··· EXTRACTED DATA

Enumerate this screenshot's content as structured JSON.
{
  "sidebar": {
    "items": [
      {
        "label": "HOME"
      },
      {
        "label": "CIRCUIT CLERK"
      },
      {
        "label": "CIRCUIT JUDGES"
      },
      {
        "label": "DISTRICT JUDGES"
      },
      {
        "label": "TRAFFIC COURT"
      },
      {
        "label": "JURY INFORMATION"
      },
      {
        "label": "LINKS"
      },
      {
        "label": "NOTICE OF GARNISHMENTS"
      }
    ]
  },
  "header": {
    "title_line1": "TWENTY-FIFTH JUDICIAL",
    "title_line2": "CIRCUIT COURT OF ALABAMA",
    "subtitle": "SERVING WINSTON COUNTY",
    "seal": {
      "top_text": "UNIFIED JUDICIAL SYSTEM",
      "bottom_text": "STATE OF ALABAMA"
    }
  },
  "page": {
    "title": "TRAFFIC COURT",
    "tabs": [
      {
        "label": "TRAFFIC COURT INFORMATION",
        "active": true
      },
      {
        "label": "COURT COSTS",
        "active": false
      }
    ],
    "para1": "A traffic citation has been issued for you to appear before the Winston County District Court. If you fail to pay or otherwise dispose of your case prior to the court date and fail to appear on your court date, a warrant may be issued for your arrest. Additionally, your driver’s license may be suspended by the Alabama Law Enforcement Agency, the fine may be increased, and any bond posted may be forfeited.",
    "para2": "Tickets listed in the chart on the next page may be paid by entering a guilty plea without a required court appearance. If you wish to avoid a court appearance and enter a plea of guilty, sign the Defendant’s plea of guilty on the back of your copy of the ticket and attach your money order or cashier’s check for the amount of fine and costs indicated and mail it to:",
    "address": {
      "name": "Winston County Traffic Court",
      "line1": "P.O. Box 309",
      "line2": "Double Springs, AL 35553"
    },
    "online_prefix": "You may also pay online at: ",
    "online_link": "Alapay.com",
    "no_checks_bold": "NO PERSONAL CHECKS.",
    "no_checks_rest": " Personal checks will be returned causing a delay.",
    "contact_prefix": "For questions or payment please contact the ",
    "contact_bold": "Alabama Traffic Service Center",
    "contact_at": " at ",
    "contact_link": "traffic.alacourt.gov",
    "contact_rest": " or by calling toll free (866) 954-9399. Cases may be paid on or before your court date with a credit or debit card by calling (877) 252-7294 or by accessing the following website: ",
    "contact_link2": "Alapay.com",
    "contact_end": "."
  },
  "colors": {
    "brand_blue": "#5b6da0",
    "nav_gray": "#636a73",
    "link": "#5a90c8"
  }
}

······

### GOAL OF THE EXERCISE
Filter the records above for "Alapay" and copy every matching line.

### WRITTEN RESPONSE
    "online_link": "Alapay.com",
    "contact_link2": "Alapay.com",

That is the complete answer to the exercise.